[Dataset items]
----

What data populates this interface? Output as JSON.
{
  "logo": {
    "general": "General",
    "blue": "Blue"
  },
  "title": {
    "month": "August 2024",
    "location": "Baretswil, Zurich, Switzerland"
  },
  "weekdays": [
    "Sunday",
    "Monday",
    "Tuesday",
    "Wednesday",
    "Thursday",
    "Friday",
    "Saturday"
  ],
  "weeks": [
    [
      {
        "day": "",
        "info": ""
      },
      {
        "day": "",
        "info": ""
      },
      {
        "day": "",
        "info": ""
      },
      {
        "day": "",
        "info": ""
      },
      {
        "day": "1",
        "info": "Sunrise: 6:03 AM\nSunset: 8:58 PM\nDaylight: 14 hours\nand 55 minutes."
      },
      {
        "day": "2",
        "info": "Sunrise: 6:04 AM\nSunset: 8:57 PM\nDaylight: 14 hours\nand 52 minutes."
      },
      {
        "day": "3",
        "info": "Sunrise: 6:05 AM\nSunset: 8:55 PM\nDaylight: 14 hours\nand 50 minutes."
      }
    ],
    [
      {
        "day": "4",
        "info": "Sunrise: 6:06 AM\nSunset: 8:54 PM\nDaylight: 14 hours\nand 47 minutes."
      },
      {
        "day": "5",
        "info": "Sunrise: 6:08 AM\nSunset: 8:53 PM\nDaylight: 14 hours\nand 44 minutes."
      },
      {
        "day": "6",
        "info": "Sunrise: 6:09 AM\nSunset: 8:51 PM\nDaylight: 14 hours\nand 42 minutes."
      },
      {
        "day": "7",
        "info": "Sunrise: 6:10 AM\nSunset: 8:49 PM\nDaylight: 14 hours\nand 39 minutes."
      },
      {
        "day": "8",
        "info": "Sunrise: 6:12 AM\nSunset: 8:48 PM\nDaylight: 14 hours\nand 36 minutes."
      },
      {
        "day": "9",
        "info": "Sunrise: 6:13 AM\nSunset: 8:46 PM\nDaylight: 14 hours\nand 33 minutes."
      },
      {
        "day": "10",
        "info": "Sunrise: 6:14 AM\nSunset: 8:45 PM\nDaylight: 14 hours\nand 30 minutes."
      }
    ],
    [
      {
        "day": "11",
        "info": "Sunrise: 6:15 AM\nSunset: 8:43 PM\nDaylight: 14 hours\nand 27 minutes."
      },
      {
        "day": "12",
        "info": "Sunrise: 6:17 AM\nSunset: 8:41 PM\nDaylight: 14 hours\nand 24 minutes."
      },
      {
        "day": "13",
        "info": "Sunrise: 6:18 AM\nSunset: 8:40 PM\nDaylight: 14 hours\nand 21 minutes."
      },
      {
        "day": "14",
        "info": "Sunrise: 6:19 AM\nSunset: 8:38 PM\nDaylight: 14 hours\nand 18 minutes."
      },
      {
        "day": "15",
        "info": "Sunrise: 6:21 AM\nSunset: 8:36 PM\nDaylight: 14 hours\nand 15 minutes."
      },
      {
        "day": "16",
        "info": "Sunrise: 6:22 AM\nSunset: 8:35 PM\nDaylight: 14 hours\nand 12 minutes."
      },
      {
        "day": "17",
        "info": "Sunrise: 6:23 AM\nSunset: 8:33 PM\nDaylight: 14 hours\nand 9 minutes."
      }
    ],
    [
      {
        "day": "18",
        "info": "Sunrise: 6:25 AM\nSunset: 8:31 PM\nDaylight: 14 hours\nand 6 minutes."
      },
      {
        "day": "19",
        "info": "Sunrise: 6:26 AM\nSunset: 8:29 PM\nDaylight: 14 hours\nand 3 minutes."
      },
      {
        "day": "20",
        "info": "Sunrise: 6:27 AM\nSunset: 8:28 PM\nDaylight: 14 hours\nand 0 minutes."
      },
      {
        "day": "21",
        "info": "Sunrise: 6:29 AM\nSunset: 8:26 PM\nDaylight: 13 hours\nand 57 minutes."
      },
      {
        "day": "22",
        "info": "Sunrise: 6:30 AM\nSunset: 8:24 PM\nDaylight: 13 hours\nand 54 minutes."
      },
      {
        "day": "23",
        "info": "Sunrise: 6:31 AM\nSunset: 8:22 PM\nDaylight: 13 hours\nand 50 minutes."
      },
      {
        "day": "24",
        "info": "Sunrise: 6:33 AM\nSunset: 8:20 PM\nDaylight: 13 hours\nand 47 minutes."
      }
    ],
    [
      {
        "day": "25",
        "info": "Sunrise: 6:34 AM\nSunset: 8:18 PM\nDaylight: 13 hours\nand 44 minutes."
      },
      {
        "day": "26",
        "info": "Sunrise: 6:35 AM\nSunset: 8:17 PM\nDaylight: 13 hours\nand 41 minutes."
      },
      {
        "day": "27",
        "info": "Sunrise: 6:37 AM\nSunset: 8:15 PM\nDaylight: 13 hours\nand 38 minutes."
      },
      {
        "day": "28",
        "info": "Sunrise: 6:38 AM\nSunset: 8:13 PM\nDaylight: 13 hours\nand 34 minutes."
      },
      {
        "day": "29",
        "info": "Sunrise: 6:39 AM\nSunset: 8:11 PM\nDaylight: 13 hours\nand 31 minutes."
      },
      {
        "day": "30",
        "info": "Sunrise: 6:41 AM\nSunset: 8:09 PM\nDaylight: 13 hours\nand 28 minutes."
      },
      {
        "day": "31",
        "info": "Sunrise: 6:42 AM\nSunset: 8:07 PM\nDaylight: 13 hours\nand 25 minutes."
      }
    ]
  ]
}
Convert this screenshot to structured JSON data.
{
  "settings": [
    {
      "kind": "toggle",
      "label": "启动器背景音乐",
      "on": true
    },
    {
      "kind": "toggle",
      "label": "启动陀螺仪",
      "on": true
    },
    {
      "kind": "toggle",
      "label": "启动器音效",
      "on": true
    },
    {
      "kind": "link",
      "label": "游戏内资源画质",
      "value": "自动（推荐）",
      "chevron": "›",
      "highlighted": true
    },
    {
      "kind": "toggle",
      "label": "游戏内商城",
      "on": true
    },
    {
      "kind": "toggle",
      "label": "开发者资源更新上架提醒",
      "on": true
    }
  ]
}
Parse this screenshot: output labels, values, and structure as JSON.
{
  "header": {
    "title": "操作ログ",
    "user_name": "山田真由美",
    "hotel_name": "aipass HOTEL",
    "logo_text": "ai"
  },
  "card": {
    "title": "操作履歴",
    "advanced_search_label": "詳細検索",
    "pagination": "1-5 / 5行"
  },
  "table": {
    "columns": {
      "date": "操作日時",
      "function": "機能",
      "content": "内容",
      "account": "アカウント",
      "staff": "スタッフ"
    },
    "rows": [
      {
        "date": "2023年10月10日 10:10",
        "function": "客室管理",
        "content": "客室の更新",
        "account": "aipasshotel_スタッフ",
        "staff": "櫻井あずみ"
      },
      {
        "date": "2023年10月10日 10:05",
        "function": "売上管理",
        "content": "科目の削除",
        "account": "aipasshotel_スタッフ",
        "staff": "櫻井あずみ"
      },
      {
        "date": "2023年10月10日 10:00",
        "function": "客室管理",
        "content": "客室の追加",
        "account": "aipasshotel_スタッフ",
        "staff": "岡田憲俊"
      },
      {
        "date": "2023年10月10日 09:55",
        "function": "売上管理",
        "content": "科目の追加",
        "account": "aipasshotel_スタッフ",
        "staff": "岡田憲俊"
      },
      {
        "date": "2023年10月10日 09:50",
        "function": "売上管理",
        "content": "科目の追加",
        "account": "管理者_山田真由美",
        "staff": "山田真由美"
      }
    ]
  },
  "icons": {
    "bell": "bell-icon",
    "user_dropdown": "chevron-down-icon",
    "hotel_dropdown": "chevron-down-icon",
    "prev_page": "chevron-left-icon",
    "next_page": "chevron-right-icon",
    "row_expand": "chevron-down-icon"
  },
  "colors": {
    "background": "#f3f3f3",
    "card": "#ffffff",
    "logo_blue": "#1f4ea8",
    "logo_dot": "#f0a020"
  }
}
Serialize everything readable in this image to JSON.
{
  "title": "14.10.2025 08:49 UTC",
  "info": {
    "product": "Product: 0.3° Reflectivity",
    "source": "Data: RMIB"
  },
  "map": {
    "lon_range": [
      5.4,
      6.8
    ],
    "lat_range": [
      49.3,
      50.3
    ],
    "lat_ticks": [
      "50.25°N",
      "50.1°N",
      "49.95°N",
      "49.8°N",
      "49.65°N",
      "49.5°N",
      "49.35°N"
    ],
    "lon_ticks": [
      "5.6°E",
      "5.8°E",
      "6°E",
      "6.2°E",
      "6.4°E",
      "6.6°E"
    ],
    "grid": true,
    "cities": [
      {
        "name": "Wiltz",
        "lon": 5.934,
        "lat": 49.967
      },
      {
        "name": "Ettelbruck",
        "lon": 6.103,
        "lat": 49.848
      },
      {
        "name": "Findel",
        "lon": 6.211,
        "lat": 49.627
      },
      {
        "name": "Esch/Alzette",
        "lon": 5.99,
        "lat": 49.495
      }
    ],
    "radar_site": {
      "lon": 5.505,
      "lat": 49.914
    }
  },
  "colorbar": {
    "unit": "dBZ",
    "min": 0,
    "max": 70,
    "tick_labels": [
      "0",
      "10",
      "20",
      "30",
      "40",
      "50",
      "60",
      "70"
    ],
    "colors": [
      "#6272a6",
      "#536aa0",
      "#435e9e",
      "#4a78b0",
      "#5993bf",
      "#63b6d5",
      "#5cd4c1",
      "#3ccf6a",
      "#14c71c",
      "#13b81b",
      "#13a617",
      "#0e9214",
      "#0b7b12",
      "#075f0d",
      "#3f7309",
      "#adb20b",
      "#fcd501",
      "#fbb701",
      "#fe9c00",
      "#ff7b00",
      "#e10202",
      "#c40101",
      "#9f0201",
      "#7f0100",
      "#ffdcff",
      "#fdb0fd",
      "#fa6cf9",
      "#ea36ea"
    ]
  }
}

----

• YOUR INSTRUCTIONS
Pull out each line containing the word "title" and copy it.

• EXERCISE RESULT
  "title": {
    "title": "操作ログ",
    "title": "操作履歴",
  "title": "14.10.2025 08:49 UTC",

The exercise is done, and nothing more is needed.